- **Task instructions**
Restate the whole listing word for word. Pictures are left out.

- **Dataset extract**
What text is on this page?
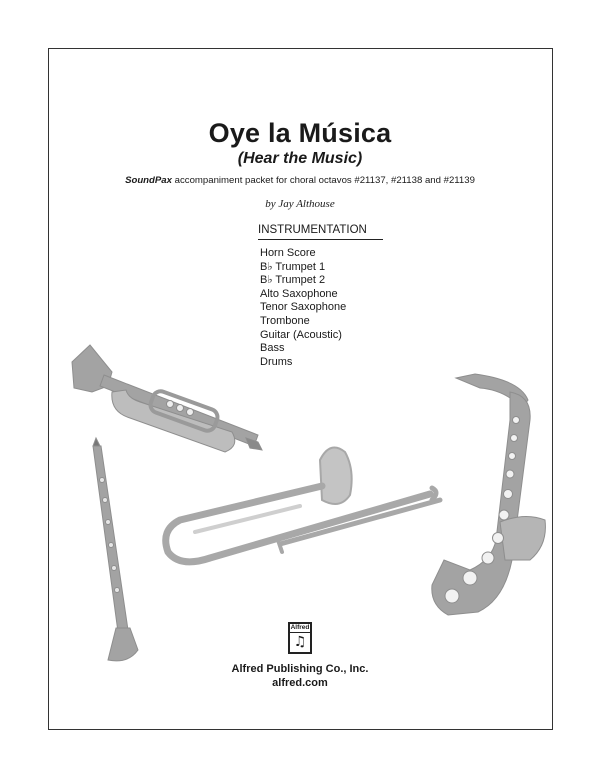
Oye la Música
(Hear the Music)
SoundPax accompaniment packet for choral octavos #21137, #21138 and #21139
by Jay Althouse
INSTRUMENTATION
Horn Score
B♭ Trumpet 1
B♭ Trumpet 2
Alto Saxophone
Tenor Saxophone
Trombone
Guitar (Acoustic)
Bass
Drums
Alfred
♫
Alfred Publishing Co., Inc.
alfred.com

- **Answer to the exercise**
What text is on this page?
Oye la Música
(Hear the Music)
SoundPax accompaniment packet for choral octavos #21137, #21138 and #21139
by Jay Althouse
INSTRUMENTATION
Horn Score
B♭ Trumpet 1
B♭ Trumpet 2
Alto Saxophone
Tenor Saxophone
Trombone
Guitar (Acoustic)
Bass
Drums
Alfred
♫
Alfred Publishing Co., Inc.
alfred.com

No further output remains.